[start Raw data]

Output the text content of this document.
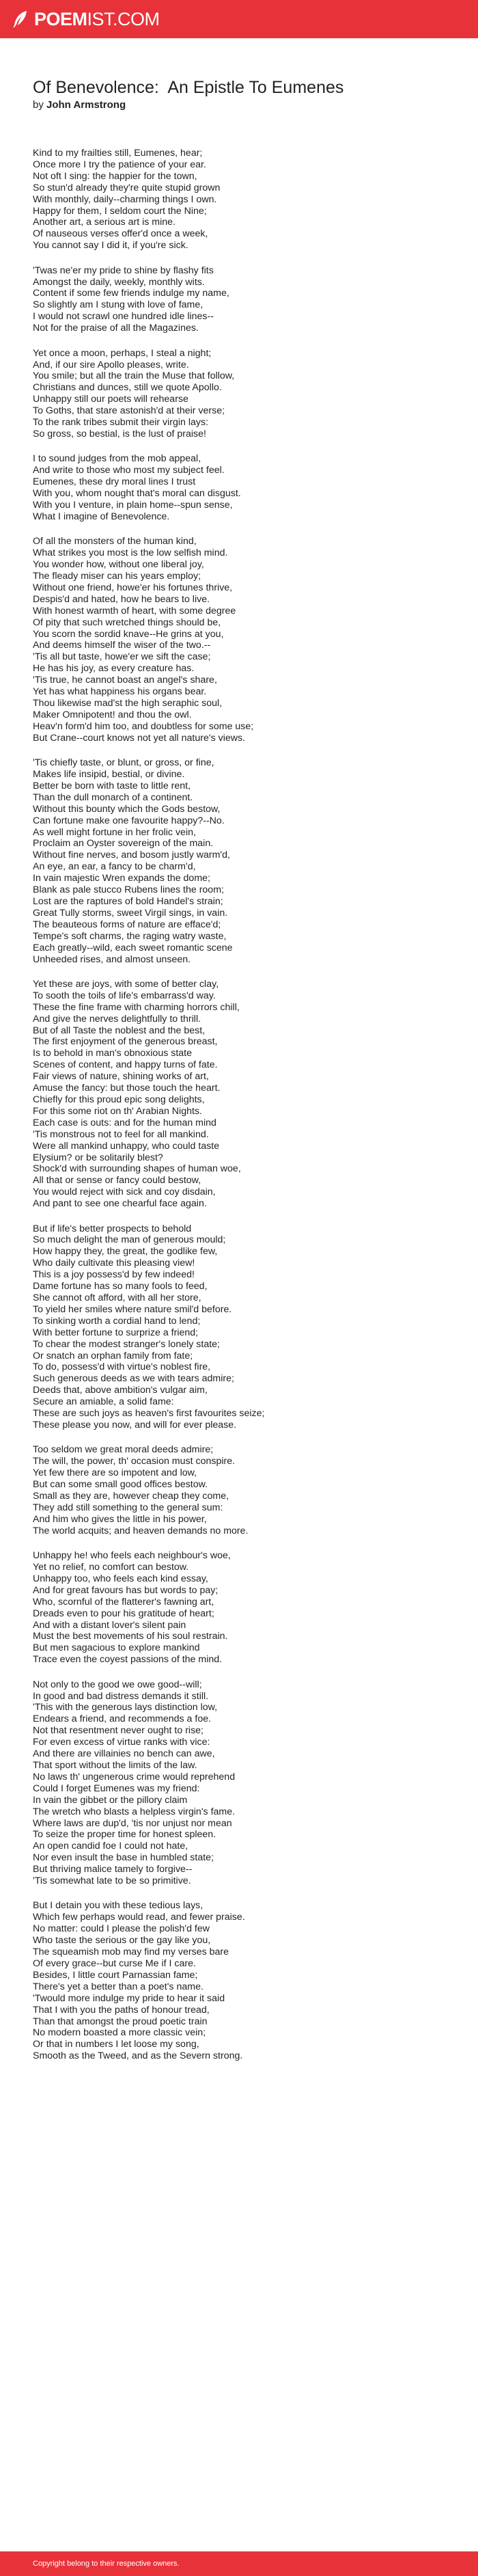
POEMIST.COM
Of Benevolence:  An Epistle To Eumenes
by John Armstrong
Kind to my frailties still, Eumenes, hear;
Once more I try the patience of your ear.
Not oft I sing: the happier for the town,
So stun'd already they're quite stupid grown
With monthly, daily--charming things I own.
Happy for them, I seldom court the Nine;
Another art, a serious art is mine.
Of nauseous verses offer'd once a week,
You cannot say I did it, if you're sick.
'Twas ne'er my pride to shine by flashy fits
Amongst the daily, weekly, monthly wits.
Content if some few friends indulge my name,
So slightly am I stung with love of fame,
I would not scrawl one hundred idle lines--
Not for the praise of all the Magazines.
Yet once a moon, perhaps, I steal a night;
And, if our sire Apollo pleases, write.
You smile; but all the train the Muse that follow,
Christians and dunces, still we quote Apollo.
Unhappy still our poets will rehearse
To Goths, that stare astonish'd at their verse;
To the rank tribes submit their virgin lays:
So gross, so bestial, is the lust of praise!
I to sound judges from the mob appeal,
And write to those who most my subject feel.
Eumenes, these dry moral lines I trust
With you, whom nought that's moral can disgust.
With you I venture, in plain home--spun sense,
What I imagine of Benevolence.
Of all the monsters of the human kind,
What strikes you most is the low selfish mind.
You wonder how, without one liberal joy,
The fleady miser can his years employ;
Without one friend, howe'er his fortunes thrive,
Despis'd and hated, how he bears to live.
With honest warmth of heart, with some degree
Of pity that such wretched things should be,
You scorn the sordid knave--He grins at you,
And deems himself the wiser of the two.--
'Tis all but taste, howe'er we sift the case;
He has his joy, as every creature has.
'Tis true, he cannot boast an angel's share,
Yet has what happiness his organs bear.
Thou likewise mad'st the high seraphic soul,
Maker Omnipotent! and thou the owl.
Heav'n form'd him too, and doubtless for some use;
But Crane--court knows not yet all nature's views.
'Tis chiefly taste, or blunt, or gross, or fine,
Makes life insipid, bestial, or divine.
Better be born with taste to little rent,
Than the dull monarch of a continent.
Without this bounty which the Gods bestow,
Can fortune make one favourite happy?--No.
As well might fortune in her frolic vein,
Proclaim an Oyster sovereign of the main.
Without fine nerves, and bosom justly warm'd,
An eye, an ear, a fancy to be charm'd,
In vain majestic Wren expands the dome;
Blank as pale stucco Rubens lines the room;
Lost are the raptures of bold Handel's strain;
Great Tully storms, sweet Virgil sings, in vain.
The beauteous forms of nature are efface'd;
Tempe's soft charms, the raging watry waste,
Each greatly--wild, each sweet romantic scene
Unheeded rises, and almost unseen.
Yet these are joys, with some of better clay,
To sooth the toils of life's embarrass'd way.
These the fine frame with charming horrors chill,
And give the nerves delightfully to thrill.
But of all Taste the noblest and the best,
The first enjoyment of the generous breast,
Is to behold in man's obnoxious state
Scenes of content, and happy turns of fate.
Fair views of nature, shining works of art,
Amuse the fancy: but those touch the heart.
Chiefly for this proud epic song delights,
For this some riot on th' Arabian Nights.
Each case is outs: and for the human mind
'Tis monstrous not to feel for all mankind.
Were all mankind unhappy, who could taste
Elysium? or be solitarily blest?
Shock'd with surrounding shapes of human woe,
All that or sense or fancy could bestow,
You would reject with sick and coy disdain,
And pant to see one chearful face again.
But if life's better prospects to behold
So much delight the man of generous mould;
How happy they, the great, the godlike few,
Who daily cultivate this pleasing view!
This is a joy possess'd by few indeed!
Dame fortune has so many fools to feed,
She cannot oft afford, with all her store,
To yield her smiles where nature smil'd before.
To sinking worth a cordial hand to lend;
With better fortune to surprize a friend;
To chear the modest stranger's lonely state;
Or snatch an orphan family from fate;
To do, possess'd with virtue's noblest fire,
Such generous deeds as we with tears admire;
Deeds that, above ambition's vulgar aim,
Secure an amiable, a solid fame:
These are such joys as heaven's first favourites seize;
These please you now, and will for ever please.
Too seldom we great moral deeds admire;
The will, the power, th' occasion must conspire.
Yet few there are so impotent and low,
But can some small good offices bestow.
Small as they are, however cheap they come,
They add still something to the general sum:
And him who gives the little in his power,
The world acquits; and heaven demands no more.
Unhappy he! who feels each neighbour's woe,
Yet no relief, no comfort can bestow.
Unhappy too, who feels each kind essay,
And for great favours has but words to pay;
Who, scornful of the flatterer's fawning art,
Dreads even to pour his gratitude of heart;
And with a distant lover's silent pain
Must the best movements of his soul restrain.
But men sagacious to explore mankind
Trace even the coyest passions of the mind.
Not only to the good we owe good--will;
In good and bad distress demands it still.
'This with the generous lays distinction low,
Endears a friend, and recommends a foe.
Not that resentment never ought to rise;
For even excess of virtue ranks with vice:
And there are villainies no bench can awe,
That sport without the limits of the law.
No laws th' ungenerous crime would reprehend
Could I forget Eumenes was my friend:
In vain the gibbet or the pillory claim
The wretch who blasts a helpless virgin's fame.
Where laws are dup'd, 'tis nor unjust nor mean
To seize the proper time for honest spleen.
An open candid foe I could not hate,
Nor even insult the base in humbled state;
But thriving malice tamely to forgive--
'Tis somewhat late to be so primitive.
But I detain you with these tedious lays,
Which few perhaps would read, and fewer praise.
No matter: could I please the polish'd few
Who taste the serious or the gay like you,
The squeamish mob may find my verses bare
Of every grace--but curse Me if I care.
Besides, I little court Parnassian fame;
There's yet a better than a poet's name.
'Twould more indulge my pride to hear it said
That I with you the paths of honour tread,
Than that amongst the proud poetic train
No modern boasted a more classic vein;
Or that in numbers I let loose my song,
Smooth as the Tweed, and as the Severn strong.
Copyright belong to their respective owners.
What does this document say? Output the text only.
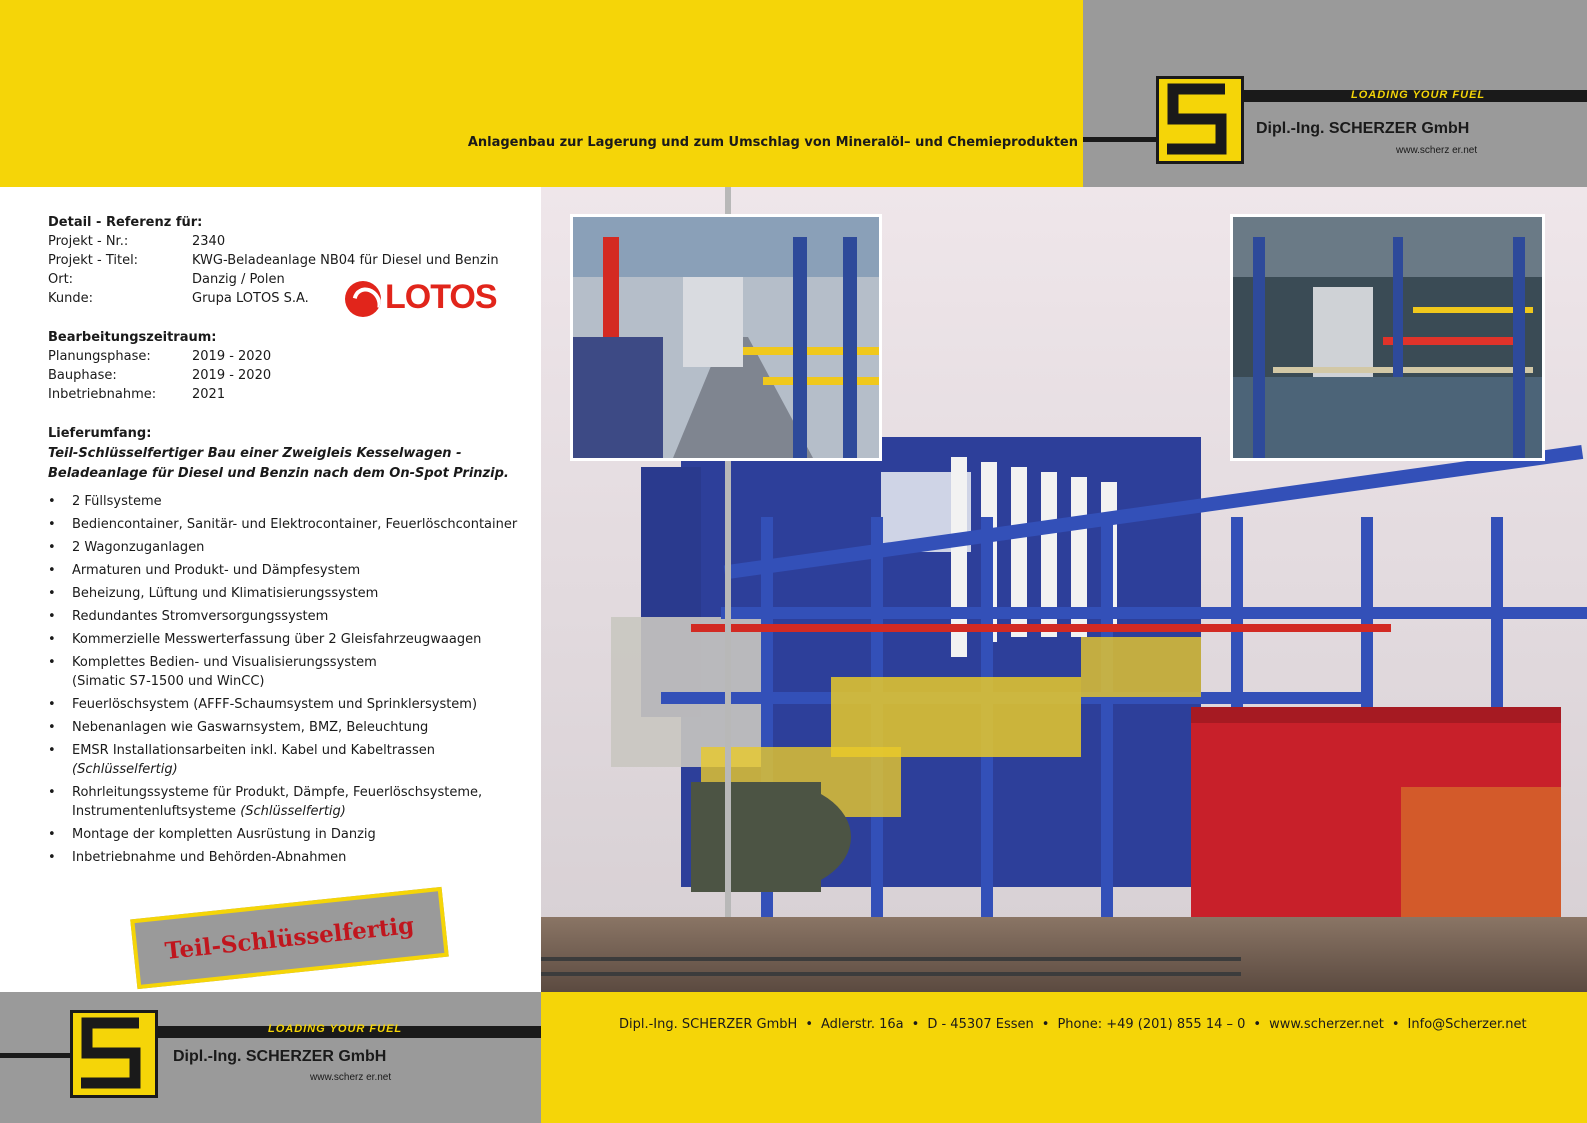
Anlagenbau zur Lagerung und zum Umschlag von Mineralöl– und Chemieprodukten
LOADING YOUR FUEL
Dipl.-Ing. SCHERZER GmbH
www.scherz er.net
Detail - Referenz für:
Projekt - Nr.:	2340
Projekt - Titel:	KWG-Beladeanlage NB04 für Diesel und Benzin
Ort:	Danzig / Polen
Kunde:	Grupa LOTOS S.A.
Bearbeitungszeitraum:
Planungsphase:	2019 - 2020
Bauphase:	2019 - 2020
Inbetriebnahme:	2021
Lieferumfang:
Teil-Schlüsselfertiger Bau einer Zweigleis Kesselwagen - Beladeanlage für Diesel und Benzin nach dem On-Spot Prinzip.
• 2 Füllsysteme
• Bediencontainer, Sanitär- und Elektrocontainer, Feuerlöschcontainer
• 2 Wagonzuganlagen
• Armaturen und Produkt- und Dämpfesystem
• Beheizung, Lüftung und Klimatisierungssystem
• Redundantes Stromversorgungssystem
• Kommerzielle Messwerterfassung über 2 Gleisfahrzeugwaagen
• Komplettes Bedien- und Visualisierungssystem (Simatic S7-1500 und WinCC)
• Feuerlöschsystem (AFFF-Schaumsystem und Sprinklersystem)
• Nebenanlagen wie Gaswarnsystem, BMZ, Beleuchtung
• EMSR Installationsarbeiten inkl. Kabel und Kabeltrassen (Schlüsselfertig)
• Rohrleitungssysteme für Produkt, Dämpfe, Feuerlöschsysteme, Instrumentenluftsysteme (Schlüsselfertig)
• Montage der kompletten Ausrüstung in Danzig
• Inbetriebnahme und Behörden-Abnahmen
LOTOS
Teil-Schlüsselfertig
LOADING YOUR FUEL
Dipl.-Ing. SCHERZER GmbH
www.scherz er.net
Dipl.-Ing. SCHERZER GmbH • Adlerstr. 16a • D - 45307 Essen • Phone: +49 (201) 855 14 – 0 • www.scherzer.net • Info@Scherzer.net
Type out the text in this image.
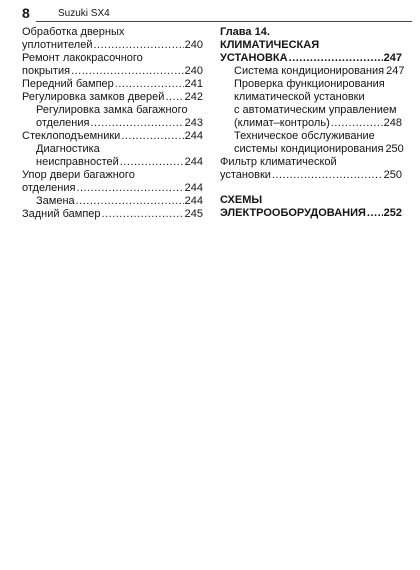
8	Suzuki SX4
Обработка дверных
уплотнителей .....	240
Ремонт лакокрасочного
покрытия .....	240
Передний бампер .....	241
Регулировка замков дверей ..... 242
Регулировка замка багажного
отделения .....	243
Стеклоподъемники .....	244
Диагностика
неисправностей .....	244
Упор двери багажного
отделения .....	244
Замена .....	244
Задний бампер .....	245
Глава 14.
КЛИМАТИЧЕСКАЯ
УСТАНОВКА .....	247
Система кондиционирования 247
Проверка функционирования
климатической установки
с автоматическим управлением
(климат–контроль) .....	248
Техническое обслуживание
системы кондиционирования 250
Фильтр климатической
установки .....	250
СХЕМЫ
ЭЛЕКТРООБОРУДОВАНИЯ ..... 252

[end Raw data]

Task instructions:
Find each line holding the string "virgin" and copy it out.

The output:
To the rank tribes submit their virgin lays:
The wretch who blasts a helpless virgin's fame.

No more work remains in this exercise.